Directions |
Look for "K₂CO₃" in the listing below. Gather each line that contains it.
──────────────────────────────
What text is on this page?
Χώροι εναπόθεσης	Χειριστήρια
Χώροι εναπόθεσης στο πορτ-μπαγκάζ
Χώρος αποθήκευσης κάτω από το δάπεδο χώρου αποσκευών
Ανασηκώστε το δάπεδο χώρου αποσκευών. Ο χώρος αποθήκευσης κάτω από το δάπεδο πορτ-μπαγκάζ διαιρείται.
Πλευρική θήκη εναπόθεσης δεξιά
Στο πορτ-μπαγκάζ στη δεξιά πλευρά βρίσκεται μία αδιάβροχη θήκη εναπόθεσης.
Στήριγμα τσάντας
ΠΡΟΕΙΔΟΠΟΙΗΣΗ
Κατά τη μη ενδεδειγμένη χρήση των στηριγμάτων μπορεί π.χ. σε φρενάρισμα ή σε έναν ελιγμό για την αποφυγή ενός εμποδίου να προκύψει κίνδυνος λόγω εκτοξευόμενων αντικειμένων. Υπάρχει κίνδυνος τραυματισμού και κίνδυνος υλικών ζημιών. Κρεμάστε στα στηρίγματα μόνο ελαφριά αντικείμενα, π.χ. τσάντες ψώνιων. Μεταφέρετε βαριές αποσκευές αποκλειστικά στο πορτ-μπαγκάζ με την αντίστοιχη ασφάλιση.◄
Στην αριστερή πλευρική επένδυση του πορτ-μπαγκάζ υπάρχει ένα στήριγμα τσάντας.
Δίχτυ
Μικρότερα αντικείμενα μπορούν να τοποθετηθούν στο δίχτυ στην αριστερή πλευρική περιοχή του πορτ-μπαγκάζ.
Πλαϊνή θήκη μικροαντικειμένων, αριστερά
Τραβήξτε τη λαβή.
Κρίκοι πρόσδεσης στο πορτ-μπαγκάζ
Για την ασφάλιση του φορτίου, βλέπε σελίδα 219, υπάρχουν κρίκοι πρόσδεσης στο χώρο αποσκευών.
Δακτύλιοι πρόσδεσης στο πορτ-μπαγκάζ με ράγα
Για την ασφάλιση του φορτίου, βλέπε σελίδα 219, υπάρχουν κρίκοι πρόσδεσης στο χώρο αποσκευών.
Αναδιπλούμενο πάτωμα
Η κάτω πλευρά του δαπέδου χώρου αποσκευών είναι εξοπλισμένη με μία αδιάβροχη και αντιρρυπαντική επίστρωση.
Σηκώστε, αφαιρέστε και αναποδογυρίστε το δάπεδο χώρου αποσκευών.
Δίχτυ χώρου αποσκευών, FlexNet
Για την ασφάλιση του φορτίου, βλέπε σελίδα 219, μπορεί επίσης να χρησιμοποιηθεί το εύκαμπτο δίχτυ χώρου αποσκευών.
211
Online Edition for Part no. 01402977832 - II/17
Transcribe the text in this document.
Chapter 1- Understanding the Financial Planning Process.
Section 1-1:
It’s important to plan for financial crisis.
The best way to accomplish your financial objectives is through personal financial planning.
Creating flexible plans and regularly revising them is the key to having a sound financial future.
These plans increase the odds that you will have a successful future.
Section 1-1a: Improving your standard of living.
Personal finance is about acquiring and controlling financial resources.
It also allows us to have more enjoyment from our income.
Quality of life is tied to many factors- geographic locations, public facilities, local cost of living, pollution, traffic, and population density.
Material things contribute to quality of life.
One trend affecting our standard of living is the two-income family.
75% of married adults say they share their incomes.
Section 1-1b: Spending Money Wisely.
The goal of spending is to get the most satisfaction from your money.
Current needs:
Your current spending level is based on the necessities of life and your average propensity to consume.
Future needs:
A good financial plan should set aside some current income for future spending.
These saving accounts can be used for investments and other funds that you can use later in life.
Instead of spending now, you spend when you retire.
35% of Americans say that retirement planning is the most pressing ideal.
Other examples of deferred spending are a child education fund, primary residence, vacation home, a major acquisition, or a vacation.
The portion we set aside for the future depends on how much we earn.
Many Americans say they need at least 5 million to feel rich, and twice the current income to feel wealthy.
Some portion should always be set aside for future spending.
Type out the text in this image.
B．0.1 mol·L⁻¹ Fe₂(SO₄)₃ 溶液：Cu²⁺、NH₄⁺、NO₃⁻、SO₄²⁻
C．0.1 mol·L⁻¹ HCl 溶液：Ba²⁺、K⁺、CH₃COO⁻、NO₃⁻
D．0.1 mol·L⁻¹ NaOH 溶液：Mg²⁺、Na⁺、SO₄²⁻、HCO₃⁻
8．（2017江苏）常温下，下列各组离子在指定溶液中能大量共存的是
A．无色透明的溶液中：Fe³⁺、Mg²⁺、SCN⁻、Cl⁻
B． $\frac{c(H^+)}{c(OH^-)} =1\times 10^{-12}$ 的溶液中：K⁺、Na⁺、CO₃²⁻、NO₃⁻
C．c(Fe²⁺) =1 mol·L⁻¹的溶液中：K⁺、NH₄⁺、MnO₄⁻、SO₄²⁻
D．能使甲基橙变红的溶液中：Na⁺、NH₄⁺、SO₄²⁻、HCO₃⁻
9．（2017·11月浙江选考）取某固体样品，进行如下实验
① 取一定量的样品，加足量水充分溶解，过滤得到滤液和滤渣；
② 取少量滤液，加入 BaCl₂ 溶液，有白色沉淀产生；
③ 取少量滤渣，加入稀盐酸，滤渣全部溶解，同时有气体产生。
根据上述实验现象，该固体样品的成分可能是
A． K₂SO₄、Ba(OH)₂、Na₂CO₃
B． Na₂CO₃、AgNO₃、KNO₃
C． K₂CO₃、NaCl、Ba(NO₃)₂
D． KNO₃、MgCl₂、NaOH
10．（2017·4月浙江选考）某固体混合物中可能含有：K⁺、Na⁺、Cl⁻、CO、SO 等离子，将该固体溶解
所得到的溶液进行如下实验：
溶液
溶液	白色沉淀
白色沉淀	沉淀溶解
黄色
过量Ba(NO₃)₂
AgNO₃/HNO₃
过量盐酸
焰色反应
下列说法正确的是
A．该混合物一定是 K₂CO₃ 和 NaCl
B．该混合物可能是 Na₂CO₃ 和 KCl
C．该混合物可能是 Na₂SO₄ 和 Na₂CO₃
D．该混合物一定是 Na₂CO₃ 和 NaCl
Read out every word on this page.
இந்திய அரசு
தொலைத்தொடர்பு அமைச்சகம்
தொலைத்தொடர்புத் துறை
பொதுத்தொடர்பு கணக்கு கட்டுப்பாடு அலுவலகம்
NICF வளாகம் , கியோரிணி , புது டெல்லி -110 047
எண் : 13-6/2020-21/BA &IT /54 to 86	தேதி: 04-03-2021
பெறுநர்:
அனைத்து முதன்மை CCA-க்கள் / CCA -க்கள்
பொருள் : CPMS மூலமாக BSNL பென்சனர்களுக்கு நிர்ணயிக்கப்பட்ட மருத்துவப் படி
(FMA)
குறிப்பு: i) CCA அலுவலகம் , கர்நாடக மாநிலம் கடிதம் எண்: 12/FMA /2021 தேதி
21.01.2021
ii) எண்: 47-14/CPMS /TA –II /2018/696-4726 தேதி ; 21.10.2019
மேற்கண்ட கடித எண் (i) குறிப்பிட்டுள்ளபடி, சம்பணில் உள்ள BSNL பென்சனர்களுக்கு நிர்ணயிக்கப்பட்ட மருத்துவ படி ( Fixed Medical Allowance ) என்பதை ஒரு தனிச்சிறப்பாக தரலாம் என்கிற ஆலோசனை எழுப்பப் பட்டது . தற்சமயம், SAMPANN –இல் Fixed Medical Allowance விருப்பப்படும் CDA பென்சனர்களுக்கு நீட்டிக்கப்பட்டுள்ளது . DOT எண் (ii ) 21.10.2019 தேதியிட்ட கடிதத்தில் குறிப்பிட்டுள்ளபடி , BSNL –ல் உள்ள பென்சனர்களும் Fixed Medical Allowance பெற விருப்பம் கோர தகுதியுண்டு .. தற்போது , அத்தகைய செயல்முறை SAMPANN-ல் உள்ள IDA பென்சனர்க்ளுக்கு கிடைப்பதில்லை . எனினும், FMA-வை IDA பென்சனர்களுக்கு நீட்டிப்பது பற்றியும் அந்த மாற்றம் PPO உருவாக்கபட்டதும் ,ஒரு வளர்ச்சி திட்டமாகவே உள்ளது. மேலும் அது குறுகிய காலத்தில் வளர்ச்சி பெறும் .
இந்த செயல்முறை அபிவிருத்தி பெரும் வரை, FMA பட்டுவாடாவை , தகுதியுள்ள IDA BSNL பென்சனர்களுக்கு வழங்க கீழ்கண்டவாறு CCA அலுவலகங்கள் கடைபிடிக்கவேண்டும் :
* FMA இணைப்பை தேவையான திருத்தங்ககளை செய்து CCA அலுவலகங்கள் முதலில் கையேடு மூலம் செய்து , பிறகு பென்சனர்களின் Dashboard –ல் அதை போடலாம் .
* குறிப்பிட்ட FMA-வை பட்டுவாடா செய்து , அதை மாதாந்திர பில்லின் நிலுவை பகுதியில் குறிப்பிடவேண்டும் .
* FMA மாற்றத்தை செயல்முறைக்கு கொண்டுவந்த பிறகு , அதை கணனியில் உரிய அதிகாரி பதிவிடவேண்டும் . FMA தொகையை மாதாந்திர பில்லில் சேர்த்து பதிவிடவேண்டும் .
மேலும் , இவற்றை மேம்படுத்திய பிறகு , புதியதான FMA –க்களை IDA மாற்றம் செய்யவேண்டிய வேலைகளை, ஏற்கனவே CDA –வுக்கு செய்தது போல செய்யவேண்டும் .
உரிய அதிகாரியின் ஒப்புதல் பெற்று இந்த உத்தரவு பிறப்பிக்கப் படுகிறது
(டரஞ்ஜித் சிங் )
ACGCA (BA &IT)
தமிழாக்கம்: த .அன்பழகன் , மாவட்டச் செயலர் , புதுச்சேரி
──────────────────────────────
Solved problem |
C． K₂CO₃、NaCl、Ba(NO₃)₂
A．该混合物一定是 K₂CO₃ 和 NaCl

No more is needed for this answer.